## Aim of the exercise
Print every line of the data below without changing it, but leave out the picture.

## Data supplied
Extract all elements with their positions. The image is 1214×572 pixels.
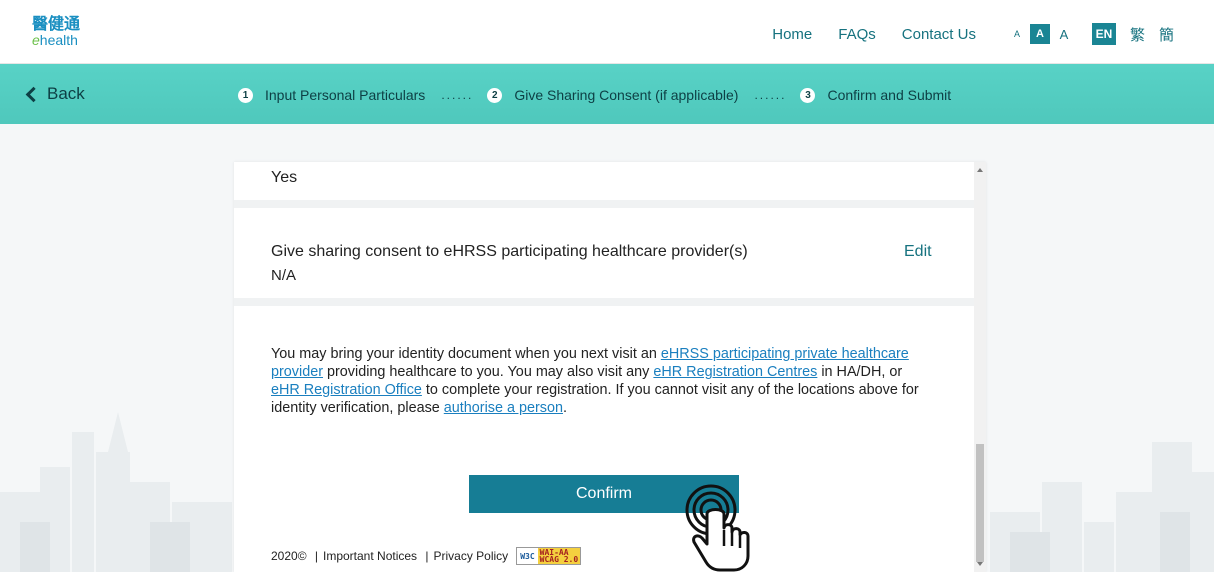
font-size-small-button[interactable]: A (1010, 24, 1024, 44)
step-1: 1 Input Personal Particulars (238, 87, 425, 103)
top-nav: Home FAQs Contact Us A A A EN 繁 簡 (772, 22, 1174, 46)
notice-text: in HA/DH, or (817, 364, 903, 380)
font-size-switcher: A A A (1010, 24, 1072, 44)
page-footer: 2020© | Important Notices | Privacy Poli… (271, 545, 582, 567)
identity-verification-notice: You may bring your identity document whe… (271, 345, 931, 417)
lang-traditional-chinese-button[interactable]: 繁 (1130, 23, 1145, 45)
step-separator: ...... (441, 88, 474, 102)
top-header: 醫健通 ehealth Home FAQs Contact Us A A A E… (0, 0, 1214, 64)
section-divider (234, 200, 974, 208)
step-2: 2 Give Sharing Consent (if applicable) (487, 87, 738, 103)
steps-list: 1 Input Personal Particulars ...... 2 Gi… (238, 84, 951, 106)
step-number-badge: 3 (800, 87, 816, 103)
authorise-a-person-link[interactable]: authorise a person (444, 400, 563, 416)
nav-contact-us-link[interactable]: Contact Us (902, 26, 976, 43)
language-switcher: EN 繁 簡 (1091, 23, 1174, 45)
back-label: Back (47, 84, 85, 103)
scroll-up-arrow-icon[interactable] (977, 168, 983, 172)
edit-sharing-consent-link[interactable]: Edit (904, 243, 932, 261)
tap-hand-cursor-icon (685, 484, 750, 572)
step-label: Confirm and Submit (827, 87, 952, 103)
step-label: Input Personal Particulars (265, 87, 426, 103)
nav-faqs-link[interactable]: FAQs (838, 26, 876, 43)
important-notices-link[interactable]: Important Notices (323, 549, 417, 563)
chevron-left-icon (25, 86, 42, 102)
logo-chinese-text: 醫健通 (32, 14, 81, 33)
lang-en-button[interactable]: EN (1091, 23, 1116, 45)
scrollbar-thumb[interactable] (976, 444, 984, 562)
nav-home-link[interactable]: Home (772, 26, 812, 43)
step-number-badge: 1 (238, 87, 253, 103)
step-3: 3 Confirm and Submit (800, 87, 951, 103)
lang-simplified-chinese-button[interactable]: 簡 (1159, 23, 1174, 45)
eHR-registration-office-link[interactable]: eHR Registration Office (271, 382, 422, 398)
w3c-logo-text: W3C (517, 548, 538, 564)
copyright-text: 2020© (271, 549, 307, 563)
wai-aa-text: WAI-AA WCAG 2.0 (537, 548, 581, 564)
sharing-consent-value: N/A (271, 267, 297, 284)
font-size-medium-button[interactable]: A (1029, 24, 1050, 44)
footer-divider: | (311, 549, 318, 563)
sharing-consent-section: Give sharing consent to eHRSS participat… (234, 208, 974, 298)
card-scrollbar[interactable] (974, 162, 986, 572)
previous-answer-section: Yes (234, 162, 974, 200)
notice-text: providing healthcare to you. You may als… (323, 364, 654, 380)
section-divider (234, 298, 974, 306)
logo-english-text: ehealth (32, 32, 78, 48)
privacy-policy-link[interactable]: Privacy Policy (434, 549, 509, 563)
previous-answer-value: Yes (271, 169, 298, 186)
step-separator: ...... (754, 88, 787, 102)
progress-stepbar: Back 1 Input Personal Particulars ......… (0, 64, 1214, 124)
scroll-down-arrow-icon[interactable] (977, 562, 983, 566)
sharing-consent-title: Give sharing consent to eHRSS participat… (271, 243, 748, 260)
step-label: Give Sharing Consent (if applicable) (514, 87, 739, 103)
back-button[interactable]: Back (24, 82, 85, 106)
footer-divider: | (422, 549, 429, 563)
wcag-aa-badge[interactable]: W3C WAI-AA WCAG 2.0 (516, 547, 582, 565)
eHR-registration-centres-link[interactable]: eHR Registration Centres (653, 364, 817, 380)
ehealth-logo[interactable]: 醫健通 ehealth (32, 16, 102, 50)
font-size-large-button[interactable]: A (1056, 24, 1072, 44)
notice-text: You may bring your identity document whe… (271, 346, 661, 362)
confirmation-card: Yes Give sharing consent to eHRSS partic… (234, 162, 986, 572)
step-number-badge: 2 (487, 87, 503, 103)
notice-text: . (562, 400, 567, 416)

## Finished exercise
Extract all elements with their positions. The image is 1214×572 pixels.
font-size-small-button[interactable]: A (1010, 24, 1024, 44)
step-1: 1 Input Personal Particulars (238, 87, 425, 103)
top-nav: Home FAQs Contact Us A A A EN 繁 簡 (772, 22, 1174, 46)
notice-text: in HA/DH, or (817, 364, 903, 380)
font-size-switcher: A A A (1010, 24, 1072, 44)
page-footer: 2020© | Important Notices | Privacy Poli… (271, 545, 582, 567)
identity-verification-notice: You may bring your identity document whe… (271, 345, 931, 417)
lang-traditional-chinese-button[interactable]: 繁 (1130, 23, 1145, 45)
step-separator: ...... (441, 88, 474, 102)
top-header: 醫健通 ehealth Home FAQs Contact Us A A A E… (0, 0, 1214, 64)
section-divider (234, 200, 974, 208)
step-2: 2 Give Sharing Consent (if applicable) (487, 87, 738, 103)
steps-list: 1 Input Personal Particulars ...... 2 Gi… (238, 84, 951, 106)
step-number-badge: 3 (800, 87, 816, 103)
authorise-a-person-link[interactable]: authorise a person (444, 400, 563, 416)
nav-contact-us-link[interactable]: Contact Us (902, 26, 976, 43)
language-switcher: EN 繁 簡 (1091, 23, 1174, 45)
back-label: Back (47, 84, 85, 103)
scroll-up-arrow-icon[interactable] (977, 168, 983, 172)
edit-sharing-consent-link[interactable]: Edit (904, 243, 932, 261)
tap-hand-cursor-icon (685, 484, 750, 572)
step-label: Confirm and Submit (827, 87, 952, 103)
step-label: Input Personal Particulars (265, 87, 426, 103)
nav-faqs-link[interactable]: FAQs (838, 26, 876, 43)
important-notices-link[interactable]: Important Notices (323, 549, 417, 563)
chevron-left-icon (25, 86, 42, 102)
logo-chinese-text: 醫健通 (32, 14, 81, 33)
lang-en-button[interactable]: EN (1091, 23, 1116, 45)
scrollbar-thumb[interactable] (976, 444, 984, 562)
nav-home-link[interactable]: Home (772, 26, 812, 43)
step-number-badge: 1 (238, 87, 253, 103)
step-3: 3 Confirm and Submit (800, 87, 951, 103)
lang-simplified-chinese-button[interactable]: 簡 (1159, 23, 1174, 45)
eHR-registration-office-link[interactable]: eHR Registration Office (271, 382, 422, 398)
w3c-logo-text: W3C (517, 548, 538, 564)
copyright-text: 2020© (271, 549, 307, 563)
wai-aa-text: WAI-AA WCAG 2.0 (537, 548, 581, 564)
sharing-consent-value: N/A (271, 267, 297, 284)
font-size-medium-button[interactable]: A (1029, 24, 1050, 44)
footer-divider: | (311, 549, 318, 563)
sharing-consent-section: Give sharing consent to eHRSS participat… (234, 208, 974, 298)
card-scrollbar[interactable] (974, 162, 986, 572)
previous-answer-section: Yes (234, 162, 974, 200)
notice-text: providing healthcare to you. You may als… (323, 364, 654, 380)
section-divider (234, 298, 974, 306)
logo-english-text: ehealth (32, 32, 78, 48)
privacy-policy-link[interactable]: Privacy Policy (434, 549, 509, 563)
previous-answer-value: Yes (271, 169, 298, 186)
step-separator: ...... (754, 88, 787, 102)
progress-stepbar: Back 1 Input Personal Particulars ......… (0, 64, 1214, 124)
scroll-down-arrow-icon[interactable] (977, 562, 983, 566)
sharing-consent-title: Give sharing consent to eHRSS participat… (271, 243, 748, 260)
step-label: Give Sharing Consent (if applicable) (514, 87, 739, 103)
back-button[interactable]: Back (24, 82, 85, 106)
footer-divider: | (422, 549, 429, 563)
wcag-aa-badge[interactable]: W3C WAI-AA WCAG 2.0 (516, 547, 582, 565)
eHR-registration-centres-link[interactable]: eHR Registration Centres (653, 364, 817, 380)
ehealth-logo[interactable]: 醫健通 ehealth (32, 16, 102, 50)
font-size-large-button[interactable]: A (1056, 24, 1072, 44)
notice-text: You may bring your identity document whe… (271, 346, 661, 362)
confirmation-card: Yes Give sharing consent to eHRSS partic… (234, 162, 986, 572)
step-number-badge: 2 (487, 87, 503, 103)
notice-text: . (562, 400, 567, 416)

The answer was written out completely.